Records from a collection:
** begin **

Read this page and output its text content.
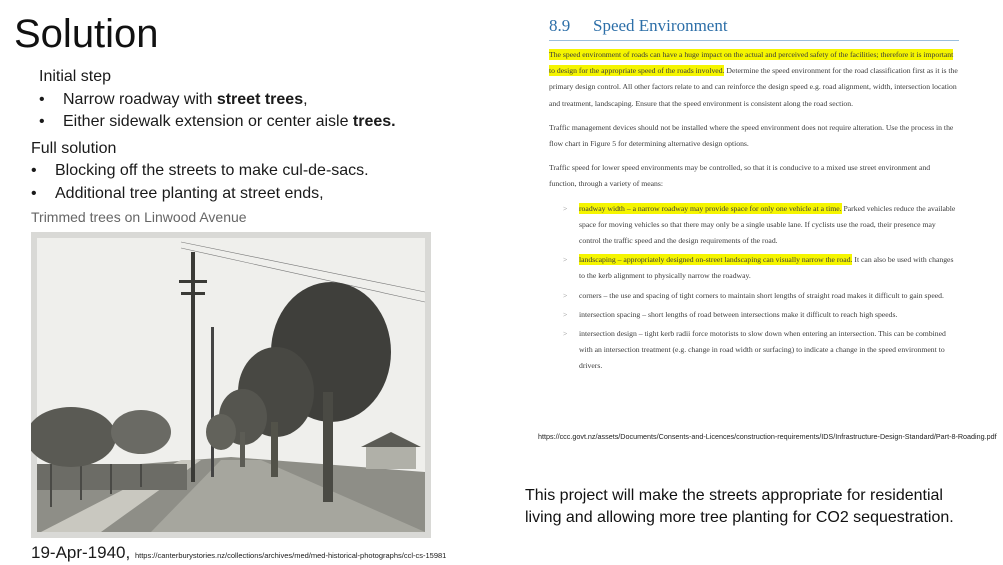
Solution
Initial step
• Narrow roadway with street trees,
• Either sidewalk extension or center aisle trees.
Full solution
• Blocking off the streets to make cul-de-sacs.
• Additional tree planting at street ends,
Trimmed trees on Linwood Avenue
19-Apr-1940, https://canterburystories.nz/collections/archives/med/med-historical-photographs/ccl-cs-15981
8.9 Speed Environment

The speed environment of roads can have a huge impact on the actual and perceived safety of the facilities; therefore it is important to design for the appropriate speed of the roads involved. Determine the speed environment for the road classification first as it is the primary design control. All other factors relate to and can reinforce the design speed e.g. road alignment, width, intersection location and treatment, landscaping. Ensure that the speed environment is consistent along the road section.

Traffic management devices should not be installed where the speed environment does not require alteration. Use the process in the flow chart in Figure 5 for determining alternative design options.

Traffic speed for lower speed environments may be controlled, so that it is conducive to a mixed use street environment and function, through a variety of means:

> roadway width – a narrow roadway may provide space for only one vehicle at a time. Parked vehicles reduce the available space for moving vehicles so that there may only be a single usable lane. If cyclists use the road, their presence may control the traffic speed and the design requirements of the road.
> landscaping – appropriately designed on-street landscaping can visually narrow the road. It can also be used with changes to the kerb alignment to physically narrow the roadway.
> corners – the use and spacing of tight corners to maintain short lengths of straight road makes it difficult to gain speed.
> intersection spacing – short lengths of road between intersections make it difficult to reach high speeds.
> intersection design – tight kerb radii force motorists to slow down when entering an intersection. This can be combined with an intersection treatment (e.g. change in road width or surfacing) to indicate a change in the speed environment to drivers.
https://ccc.govt.nz/assets/Documents/Consents-and-Licences/construction-requirements/IDS/Infrastructure-Design-Standard/Part-8-Roading.pdf
This project will make the streets appropriate for residential living and allowing more tree planting for CO2 sequestration.
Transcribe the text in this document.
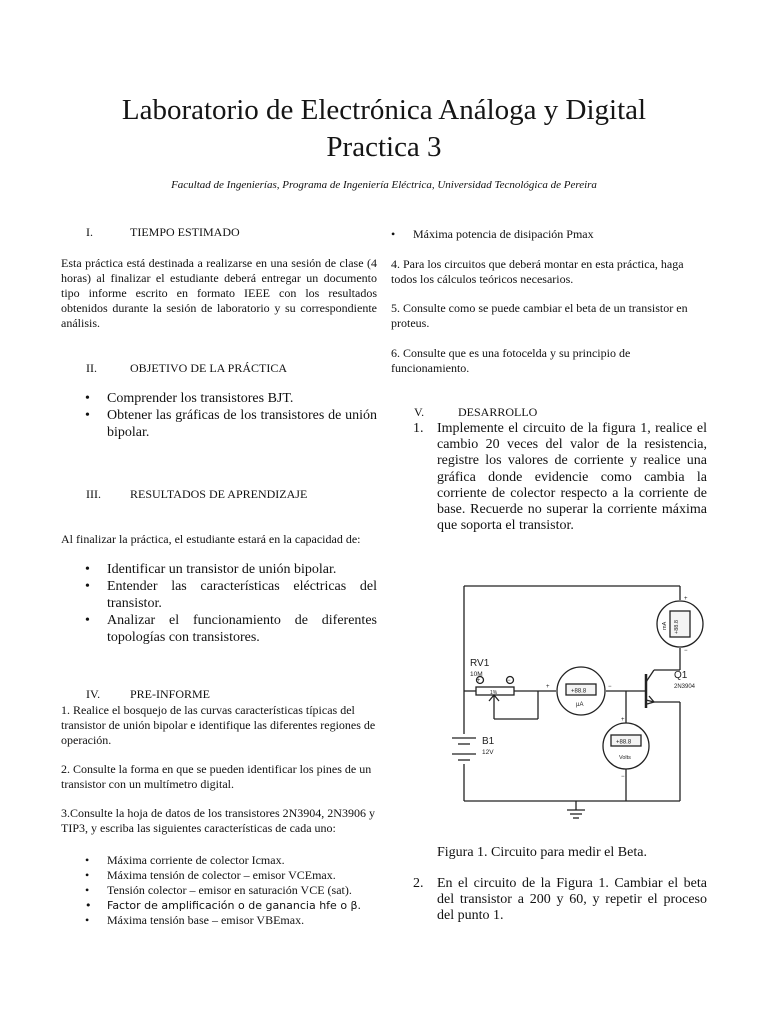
Laboratorio de Electrónica Análoga y Digital
Practica 3
Facultad de Ingenierías, Programa de Ingeniería Eléctrica, Universidad Tecnológica de Pereira
I.	TIEMPO ESTIMADO
Esta práctica está destinada a realizarse en una sesión de clase (4 horas) al finalizar el estudiante deberá entregar un documento tipo informe escrito en formato IEEE con los resultados obtenidos durante la sesión de laboratorio y su correspondiente análisis.
II.	OBJETIVO DE LA PRÁCTICA
• Comprender los transistores BJT.
• Obtener las gráficas de los transistores de unión bipolar.
III. RESULTADOS DE APRENDIZAJE
Al finalizar la práctica, el estudiante estará en la capacidad de:
• Identificar un transistor de unión bipolar.
• Entender las características eléctricas del transistor.
• Analizar el funcionamiento de diferentes topologías con transistores.
IV. PRE-INFORME
1. Realice el bosquejo de las curvas características típicas del transistor de unión bipolar e identifique las diferentes regiones de operación.
2. Consulte la forma en que se pueden identificar los pines de un transistor con un multímetro digital.
3.Consulte la hoja de datos de los transistores 2N3904, 2N3906 y TIP3, y escriba las siguientes características de cada uno:
• Máxima corriente de colector Icmax.
• Máxima tensión de colector – emisor VCEmax.
• Tensión colector – emisor en saturación VCE (sat).
• Factor de amplificación o de ganancia hfe o β.
• Máxima tensión base – emisor VBEmax.
• Máxima potencia de disipación Pmax
4. Para los circuitos que deberá montar en esta práctica, haga todos los cálculos teóricos necesarios.
5. Consulte como se puede cambiar el beta de un transistor en proteus.
6. Consulte que es una fotocelda y su principio de funcionamiento.
V.	DESARROLLO
1. Implemente el circuito de la figura 1, realice el cambio 20 veces del valor de la resistencia, registre los valores de corriente y realice una gráfica donde evidencie como cambia la corriente de colector respecto a la corriente de base. Recuerde no superar la corriente máxima que soporta el transistor.
RV1
10M
1%
+	−	Q1
2N3904
B1
12V
+88.8
µA
+	−
+88.8
Volts
+
−
+
−
+88.8
mA
Figura 1. Circuito para medir el Beta.
2. En el circuito de la Figura 1. Cambiar el beta del transistor a 200 y 60, y repetir el proceso del punto 1.
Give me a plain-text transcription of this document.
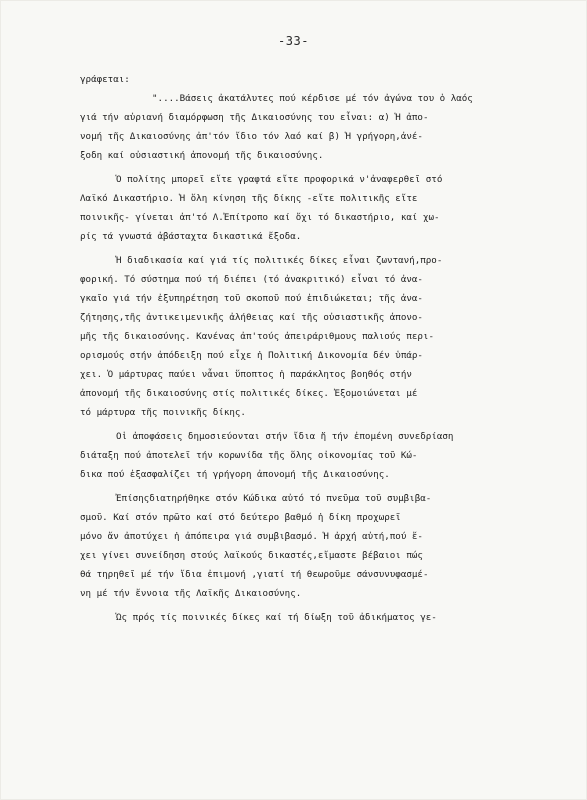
-33-
γράφεται:
"....Βάσεις ἀκατάλυτες πού κέρδισε μέ τόν ἀγώνα του ὁ λαός
γιά τήν αὐριανή διαμόρφωση τῆς Δικαιοσύνης του εἶναι: α) Ἡ ἀπο-
νομή τῆς Δικαιοσύνης ἀπ'τόν ἴδιο τόν λαό καί β) Ἡ γρήγορη,ἀνέ-
ξοδη καί οὐσιαστική ἀπονομή τῆς δικαιοσύνης.
Ὁ πολίτης μπορεῖ εἴτε γραφτά εἴτε προφορικά ν'ἀναφερθεῖ στό
Λαϊκό Δικαστήριο. Ἡ ὅλη κίνηση τῆς δίκης -εἴτε πολιτικῆς εἴτε
ποινικῆς- γίνεται ἀπ'τό Λ.Ἐπίτροπο καί ὄχι τό δικαστήριο, καί χω-
ρίς τά γνωστά ἀβάσταχτα δικαστικά ἔξοδα.
Ἡ διαδικασία καί γιά τίς πολιτικές δίκες εἶναι ζωντανή,προ-
φορική. Τό σύστημα πού τή διέπει (τό ἀνακριτικό) εἶναι τό ἀνα-
γκαῖο γιά τήν ἐξυπηρέτηση τοῦ σκοποῦ πού ἐπιδιώκεται; τῆς ἀνα-
ζήτησης,τῆς ἀντικειμενικῆς ἀλήθειας καί τῆς οὐσιαστικῆς ἀπονο-
μῆς τῆς δικαιοσύνης. Κανένας ἀπ'τούς ἀπειράριθμους παλιούς περι-
ορισμούς στήν ἀπόδειξη πού εἶχε ἡ Πολιτική Δικονομία δέν ὑπάρ-
χει. Ὁ μάρτυρας παύει νἆναι ὕποπτος ἡ παράκλητος βοηθός στήν
ἀπονομή τῆς δικαιοσύνης στίς πολιτικές δίκες. Ἐξομοιώνεται μέ
τό μάρτυρα τῆς ποινικῆς δίκης.
Οἱ ἀποφάσεις δημοσιεύονται στήν ἴδια ἤ τήν ἐπομένη συνεδρίαση
διάταξη πού ἀποτελεῖ τήν κορωνίδα τῆς ὅλης οἰκονομίας τοῦ Κώ-
δικα πού ἐξασφαλίζει τή γρήγορη ἀπονομή τῆς Δικαιοσύνης.
Ἐπίσηςδιατηρήθηκε στόν Κώδικα αὐτό τό πνεῦμα τοῦ συμβιβα-
σμοῦ. Καί στόν πρῶτο καί στό δεύτερο βαθμό ἡ δίκη προχωρεῖ
μόνο ἄν ἀποτύχει ἡ ἀπόπειρα γιά συμβιβασμό. Ἡ ἀρχή αὐτή,πού ἔ-
χει γίνει συνείδηση στούς λαϊκούς δικαστές,εἴμαστε βέβαιοι πώς
θά τηρηθεῖ μέ τήν ἴδια ἐπιμονή ,γιατί τή θεωροῦμε σάνσυνυφασμέ-
νη μέ τήν ἔννοια τῆς Λαϊκῆς Δικαιοσύνης.
Ὡς πρός τίς ποινικές δίκες καί τή δίωξη τοῦ ἀδικήματος γε-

** end **

◆ Problem description ◆
State how many lines include the string "lengths", and nothing more.

◆ Task output ◆
2